— start of SUPPLIED DATA —

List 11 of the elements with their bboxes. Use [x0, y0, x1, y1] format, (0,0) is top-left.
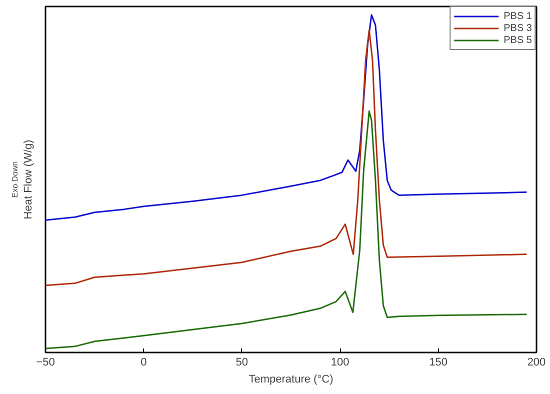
legend-label: PBS 5 [504, 34, 532, 46]
x-tick-label: 150 [429, 356, 448, 368]
y-axis-title: Heat Flow (W/g) Exo Down [10, 140, 34, 220]
x-tick-label: 200 [527, 356, 546, 368]
x-axis-title: Temperature (°C) [248, 374, 334, 386]
x-tick-label: 0 [140, 356, 147, 368]
legend-label: PBS 3 [504, 22, 532, 34]
x-tick-label: 50 [236, 356, 248, 368]
legend-label: PBS 1 [504, 10, 532, 22]
x-tick-label: 100 [330, 356, 350, 368]
x-tick-label: −50 [36, 356, 55, 368]
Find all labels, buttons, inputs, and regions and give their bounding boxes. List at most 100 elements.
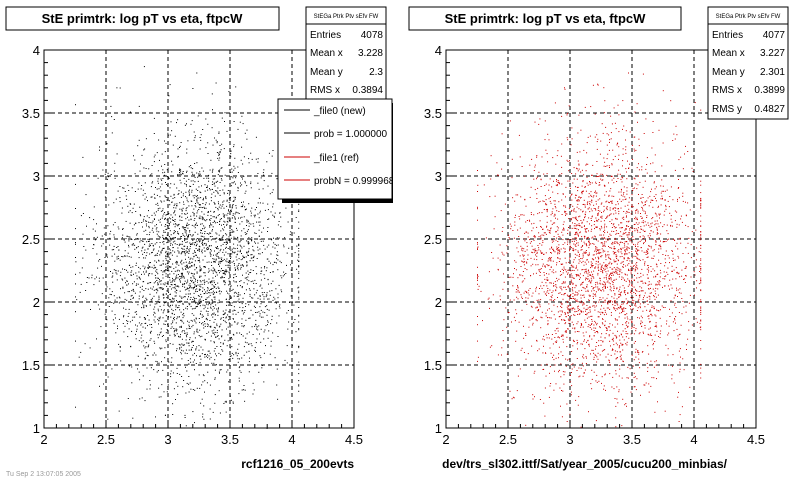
left-scatter-point [210,215,212,217]
left-scatter-point [165,293,167,295]
right-scatter-point [652,250,654,252]
right-scatter-point [566,239,568,241]
right-scatter-point [630,297,632,298]
left-scatter-point [143,230,145,232]
left-scatter-point [189,230,191,231]
left-scatter-point [157,209,159,211]
left-scatter-point [127,320,129,322]
left-scatter-point [204,242,206,244]
right-scatter-point [536,178,537,180]
right-scatter-point [639,332,641,334]
right-scatter-point [677,338,679,340]
right-scatter-point [538,293,540,295]
right-scatter-point [617,173,619,175]
right-scatter-point [549,317,551,319]
right-scatter-point [477,243,478,245]
right-scatter-point [657,223,659,225]
right-scatter-point [645,382,647,384]
right-scatter-point [571,266,573,268]
right-scatter-point [640,276,642,278]
left-scatter-point [104,313,106,315]
right-scatter-point [640,226,642,228]
left-scatter-point [128,328,130,330]
right-scatter-point [676,211,678,213]
left-scatter-point [222,213,224,215]
left-scatter-point [214,203,216,205]
left-scatter-point [163,323,165,325]
right-scatter-point [679,368,681,370]
left-scatter-point [178,251,180,253]
left-scatter-point [234,273,236,275]
right-scatter-point [606,307,608,309]
left-scatter-point [182,285,184,287]
left-scatter-point [223,229,225,231]
left-scatter-point [128,256,130,258]
right-scatter-point [604,284,606,286]
right-scatter-point [657,294,659,296]
left-scatter-point [185,227,187,229]
right-scatter-point [597,331,598,333]
right-scatter-point [541,244,543,246]
left-scatter-point [181,343,183,345]
right-scatter-point [597,264,599,266]
left-scatter-point [200,269,202,271]
left-scatter-point [182,269,184,271]
left-scatter-point [266,314,268,316]
right-scatter-point [610,312,612,314]
left-scatter-point [211,171,213,173]
left-scatter-point [163,270,165,272]
left-scatter-point [197,190,199,191]
left-scatter-point [204,204,206,206]
right-scatter-point [601,227,603,229]
left-scatter-point [174,288,176,290]
right-scatter-point [637,223,639,225]
left-scatter-point [174,197,176,199]
right-scatter-point [553,236,555,237]
left-scatter-point [168,316,169,318]
left-scatter-point [176,318,178,320]
right-scatter-point [607,307,609,309]
left-scatter-point [187,293,189,295]
left-scatter-point [100,326,102,328]
left-scatter-point [151,196,153,198]
left-scatter-point [199,336,201,338]
left-scatter-point [146,305,147,307]
left-scatter-point [186,266,188,268]
right-scatter-point [567,273,568,275]
right-scatter-point [516,330,518,332]
left-scatter-point [182,193,184,195]
left-scatter-point [227,264,229,266]
left-scatter-point [186,123,187,125]
left-scatter-point [171,130,173,132]
left-scatter-point [132,316,134,318]
right-scatter-point [601,217,603,219]
right-scatter-point [680,242,682,244]
left-scatter-point [157,337,159,339]
left-scatter-point [187,236,189,237]
left-scatter-point [232,333,234,335]
left-scatter-point [298,286,300,288]
left-scatter-point [173,193,175,195]
left-scatter-point [151,288,153,290]
left-scatter-point [155,267,157,269]
left-scatter-point [150,330,152,332]
left-scatter-point [197,233,199,235]
left-scatter-point [165,339,167,341]
left-scatter-point [193,174,195,176]
left-scatter-point [172,237,174,239]
right-scatter-point [517,286,519,288]
right-scatter-point [584,272,586,274]
left-scatter-point [208,247,210,249]
left-scatter-point [188,194,190,196]
right-scatter-point [636,310,638,311]
left-scatter-point [260,309,262,311]
left-scatter-point [172,322,174,324]
left-scatter-point [207,326,209,327]
left-scatter-point [201,223,203,225]
left-scatter-point [149,301,151,303]
left-scatter-point [146,252,148,254]
right-scatter-point [601,179,603,181]
left-scatter-point [165,414,166,416]
left-scatter-point [127,315,129,317]
left-scatter-point [201,232,203,234]
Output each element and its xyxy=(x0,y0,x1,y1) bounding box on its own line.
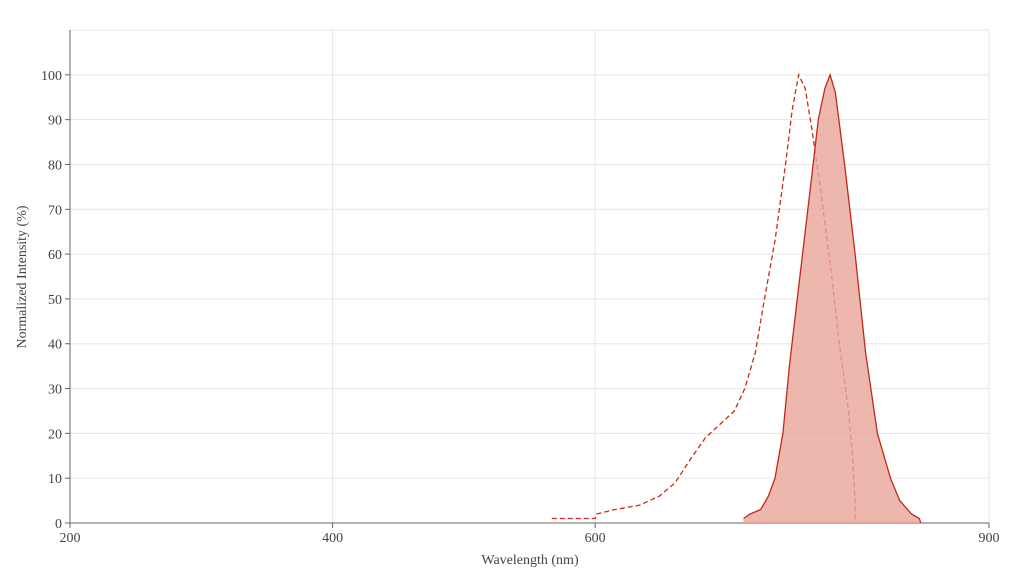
y-axis-label: Normalized Intensity (%) xyxy=(15,205,30,348)
y-tick-label: 70 xyxy=(48,203,62,218)
x-tick-label: 900 xyxy=(979,531,1000,546)
y-tick-label: 40 xyxy=(48,338,62,353)
y-tick-label: 100 xyxy=(41,69,62,84)
x-tick-label: 600 xyxy=(585,531,606,546)
line xyxy=(743,72,922,524)
x-tick-label: 400 xyxy=(322,531,343,546)
y-tick-label: 20 xyxy=(48,427,62,442)
y-tick-label: 30 xyxy=(48,383,62,398)
y-tick-label: 80 xyxy=(48,158,62,173)
y-tick-label: 60 xyxy=(48,248,62,263)
x-tick-label: 200 xyxy=(60,531,81,546)
area xyxy=(743,74,921,524)
y-tick-label: 0 xyxy=(55,517,62,532)
y-tick-label: 90 xyxy=(48,114,62,129)
y-tick-label: 10 xyxy=(48,472,62,487)
x-axis-label: Wavelength (nm) xyxy=(481,553,579,568)
y-tick-label: 50 xyxy=(48,293,62,308)
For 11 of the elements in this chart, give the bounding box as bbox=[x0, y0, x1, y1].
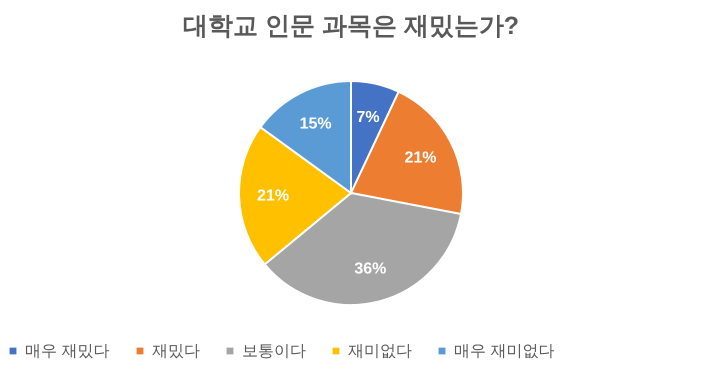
legend-label: 보통이다 bbox=[242, 343, 306, 360]
chart-title: 대학교 인문 과목은 재밌는가? bbox=[182, 12, 520, 40]
data-label: 7% bbox=[356, 108, 380, 126]
data-label: 21% bbox=[404, 150, 437, 167]
data-label: 21% bbox=[257, 187, 290, 204]
legend-label: 매우 재밌다 bbox=[25, 343, 110, 360]
legend-label: 재미없다 bbox=[348, 343, 412, 360]
data-label: 36% bbox=[354, 260, 386, 278]
data-label: 15% bbox=[300, 116, 332, 132]
legend-label: 재밌다 bbox=[152, 343, 200, 360]
legend-label: 매우 재미없다 bbox=[454, 343, 554, 360]
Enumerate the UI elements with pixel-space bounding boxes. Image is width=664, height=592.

— end of SUPPLIED DATA —

> [INSTRUCTIONS FOR THE TASK] Reproduce every one of the records above verbatim, line for line, but omit the pictures from your reproduction.

> [RESPONSE TO THIS EXERCISE]
List 11 of the elements with their bboxes. Use [x0, y0, x1, y1] format, (0,0) is top-left.
legend-label: PBS 5 [504, 34, 532, 46]
x-tick-label: 150 [429, 356, 448, 368]
y-axis-title: Heat Flow (W/g) Exo Down [10, 140, 34, 220]
x-tick-label: 200 [527, 356, 546, 368]
x-axis-title: Temperature (°C) [248, 374, 334, 386]
x-tick-label: 0 [140, 356, 147, 368]
legend-label: PBS 3 [504, 22, 532, 34]
x-tick-label: 50 [236, 356, 248, 368]
legend-label: PBS 1 [504, 10, 532, 22]
x-tick-label: 100 [330, 356, 350, 368]
x-tick-label: −50 [36, 356, 55, 368]
Find all labels, buttons, inputs, and regions and give their bounding boxes. List at most 100 elements.
left-scatter-point [210,215,212,217]
left-scatter-point [165,293,167,295]
right-scatter-point [652,250,654,252]
right-scatter-point [566,239,568,241]
right-scatter-point [630,297,632,298]
left-scatter-point [143,230,145,232]
left-scatter-point [189,230,191,231]
left-scatter-point [157,209,159,211]
left-scatter-point [127,320,129,322]
left-scatter-point [204,242,206,244]
right-scatter-point [536,178,537,180]
right-scatter-point [639,332,641,334]
right-scatter-point [677,338,679,340]
right-scatter-point [538,293,540,295]
right-scatter-point [617,173,619,175]
right-scatter-point [549,317,551,319]
right-scatter-point [477,243,478,245]
right-scatter-point [657,223,659,225]
right-scatter-point [645,382,647,384]
right-scatter-point [571,266,573,268]
right-scatter-point [640,276,642,278]
left-scatter-point [104,313,106,315]
right-scatter-point [640,226,642,228]
left-scatter-point [128,328,130,330]
right-scatter-point [676,211,678,213]
left-scatter-point [222,213,224,215]
left-scatter-point [214,203,216,205]
left-scatter-point [163,323,165,325]
right-scatter-point [679,368,681,370]
left-scatter-point [178,251,180,253]
left-scatter-point [234,273,236,275]
right-scatter-point [606,307,608,309]
left-scatter-point [182,285,184,287]
left-scatter-point [223,229,225,231]
left-scatter-point [128,256,130,258]
right-scatter-point [604,284,606,286]
right-scatter-point [657,294,659,296]
left-scatter-point [185,227,187,229]
right-scatter-point [597,331,598,333]
right-scatter-point [541,244,543,246]
left-scatter-point [181,343,183,345]
right-scatter-point [597,264,599,266]
left-scatter-point [200,269,202,271]
left-scatter-point [182,269,184,271]
left-scatter-point [266,314,268,316]
right-scatter-point [610,312,612,314]
left-scatter-point [211,171,213,173]
left-scatter-point [163,270,165,272]
left-scatter-point [197,190,199,191]
left-scatter-point [204,204,206,206]
right-scatter-point [601,227,603,229]
left-scatter-point [174,288,176,290]
right-scatter-point [637,223,639,225]
left-scatter-point [174,197,176,199]
right-scatter-point [553,236,555,237]
left-scatter-point [168,316,169,318]
left-scatter-point [176,318,178,320]
right-scatter-point [607,307,609,309]
left-scatter-point [187,293,189,295]
left-scatter-point [100,326,102,328]
left-scatter-point [151,196,153,198]
left-scatter-point [199,336,201,338]
left-scatter-point [146,305,147,307]
left-scatter-point [186,266,188,268]
right-scatter-point [567,273,568,275]
right-scatter-point [516,330,518,332]
left-scatter-point [182,193,184,195]
left-scatter-point [227,264,229,266]
left-scatter-point [186,123,187,125]
left-scatter-point [171,130,173,132]
left-scatter-point [132,316,134,318]
right-scatter-point [601,217,603,219]
right-scatter-point [680,242,682,244]
left-scatter-point [157,337,159,339]
left-scatter-point [187,236,189,237]
left-scatter-point [232,333,234,335]
left-scatter-point [298,286,300,288]
left-scatter-point [173,193,175,195]
left-scatter-point [151,288,153,290]
left-scatter-point [155,267,157,269]
left-scatter-point [150,330,152,332]
left-scatter-point [197,233,199,235]
left-scatter-point [165,339,167,341]
left-scatter-point [193,174,195,176]
left-scatter-point [172,237,174,239]
right-scatter-point [517,286,519,288]
right-scatter-point [584,272,586,274]
left-scatter-point [208,247,210,249]
left-scatter-point [188,194,190,196]
right-scatter-point [636,310,638,311]
left-scatter-point [260,309,262,311]
left-scatter-point [172,322,174,324]
left-scatter-point [207,326,209,327]
left-scatter-point [201,223,203,225]
left-scatter-point [149,301,151,303]
left-scatter-point [146,252,148,254]
right-scatter-point [601,179,603,181]
left-scatter-point [165,414,166,416]
left-scatter-point [127,315,129,317]
left-scatter-point [201,232,203,234]
Output each element and its xyxy=(x0,y0,x1,y1) bounding box on its own line.
y-axis-label: Normalized Intensity (%) xyxy=(15,205,30,348)
y-tick-label: 70 xyxy=(48,203,62,218)
x-tick-label: 900 xyxy=(979,531,1000,546)
y-tick-label: 40 xyxy=(48,338,62,353)
y-tick-label: 100 xyxy=(41,69,62,84)
x-tick-label: 600 xyxy=(585,531,606,546)
line xyxy=(743,72,922,524)
x-tick-label: 400 xyxy=(322,531,343,546)
y-tick-label: 20 xyxy=(48,427,62,442)
y-tick-label: 30 xyxy=(48,383,62,398)
y-tick-label: 80 xyxy=(48,158,62,173)
y-tick-label: 60 xyxy=(48,248,62,263)
x-tick-label: 200 xyxy=(60,531,81,546)
area xyxy=(743,74,921,524)
y-tick-label: 0 xyxy=(55,517,62,532)
y-tick-label: 90 xyxy=(48,114,62,129)
y-tick-label: 10 xyxy=(48,472,62,487)
x-axis-label: Wavelength (nm) xyxy=(481,553,579,568)
y-tick-label: 50 xyxy=(48,293,62,308)
For 11 of the elements in this chart, give the bounding box as bbox=[x0, y0, x1, y1].
legend-label: 보통이다 bbox=[242, 343, 306, 360]
chart-title: 대학교 인문 과목은 재밌는가? bbox=[182, 12, 520, 40]
data-label: 7% bbox=[356, 108, 380, 126]
data-label: 21% bbox=[404, 150, 437, 167]
data-label: 21% bbox=[257, 187, 290, 204]
legend-label: 매우 재밌다 bbox=[25, 343, 110, 360]
legend-label: 재미없다 bbox=[348, 343, 412, 360]
data-label: 36% bbox=[354, 260, 386, 278]
data-label: 15% bbox=[300, 116, 332, 132]
legend-label: 재밌다 bbox=[152, 343, 200, 360]
legend-label: 매우 재미없다 bbox=[454, 343, 554, 360]
Enumerate the UI elements with pixel-space bounding boxes. Image is width=664, height=592.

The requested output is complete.